*Record extracts*
'''

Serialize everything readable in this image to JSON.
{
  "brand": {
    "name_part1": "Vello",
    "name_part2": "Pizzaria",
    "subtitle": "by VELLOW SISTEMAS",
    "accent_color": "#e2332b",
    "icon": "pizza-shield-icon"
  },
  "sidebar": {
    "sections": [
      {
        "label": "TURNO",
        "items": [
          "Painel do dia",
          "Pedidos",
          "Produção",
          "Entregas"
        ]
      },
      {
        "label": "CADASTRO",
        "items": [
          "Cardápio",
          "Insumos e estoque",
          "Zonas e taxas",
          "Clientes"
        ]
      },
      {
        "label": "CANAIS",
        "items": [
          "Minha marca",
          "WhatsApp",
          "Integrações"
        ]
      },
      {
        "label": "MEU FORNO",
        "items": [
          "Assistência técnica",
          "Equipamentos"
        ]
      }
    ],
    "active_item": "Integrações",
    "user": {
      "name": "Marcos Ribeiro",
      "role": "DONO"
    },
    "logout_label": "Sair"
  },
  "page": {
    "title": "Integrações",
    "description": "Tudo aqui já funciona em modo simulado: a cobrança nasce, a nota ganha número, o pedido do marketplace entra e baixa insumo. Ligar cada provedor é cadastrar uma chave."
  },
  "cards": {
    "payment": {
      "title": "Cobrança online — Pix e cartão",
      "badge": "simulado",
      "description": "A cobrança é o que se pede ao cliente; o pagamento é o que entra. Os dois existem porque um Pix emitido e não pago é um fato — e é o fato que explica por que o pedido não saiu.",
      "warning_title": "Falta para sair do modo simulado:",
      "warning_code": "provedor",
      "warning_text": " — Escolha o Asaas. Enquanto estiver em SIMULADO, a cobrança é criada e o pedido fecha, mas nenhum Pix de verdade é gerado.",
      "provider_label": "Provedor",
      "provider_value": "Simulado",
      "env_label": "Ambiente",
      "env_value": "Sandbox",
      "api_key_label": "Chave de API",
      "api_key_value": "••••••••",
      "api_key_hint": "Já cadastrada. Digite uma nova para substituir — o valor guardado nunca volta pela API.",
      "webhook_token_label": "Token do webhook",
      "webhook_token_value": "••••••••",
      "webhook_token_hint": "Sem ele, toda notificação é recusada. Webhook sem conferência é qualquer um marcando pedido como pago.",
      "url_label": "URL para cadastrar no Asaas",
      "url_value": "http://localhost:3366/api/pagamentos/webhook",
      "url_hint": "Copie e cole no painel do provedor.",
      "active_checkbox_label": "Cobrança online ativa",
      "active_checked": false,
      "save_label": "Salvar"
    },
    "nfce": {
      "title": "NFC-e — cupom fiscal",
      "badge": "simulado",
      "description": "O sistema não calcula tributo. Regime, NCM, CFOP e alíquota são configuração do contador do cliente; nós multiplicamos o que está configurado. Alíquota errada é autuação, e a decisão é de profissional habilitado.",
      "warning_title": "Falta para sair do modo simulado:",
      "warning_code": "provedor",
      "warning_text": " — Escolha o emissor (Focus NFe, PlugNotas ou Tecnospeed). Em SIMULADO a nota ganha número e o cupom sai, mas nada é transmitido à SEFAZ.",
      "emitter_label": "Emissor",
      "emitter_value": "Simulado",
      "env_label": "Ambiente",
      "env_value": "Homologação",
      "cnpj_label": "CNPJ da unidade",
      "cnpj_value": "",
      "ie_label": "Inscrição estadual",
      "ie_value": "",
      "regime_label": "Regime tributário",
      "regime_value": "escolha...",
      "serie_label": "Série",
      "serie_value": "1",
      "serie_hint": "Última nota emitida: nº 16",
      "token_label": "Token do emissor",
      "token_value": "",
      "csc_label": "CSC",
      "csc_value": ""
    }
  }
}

'''

*Requirements*
Tally the lines above that contain the word "cupom", and reply with only the number.

*Written response*
2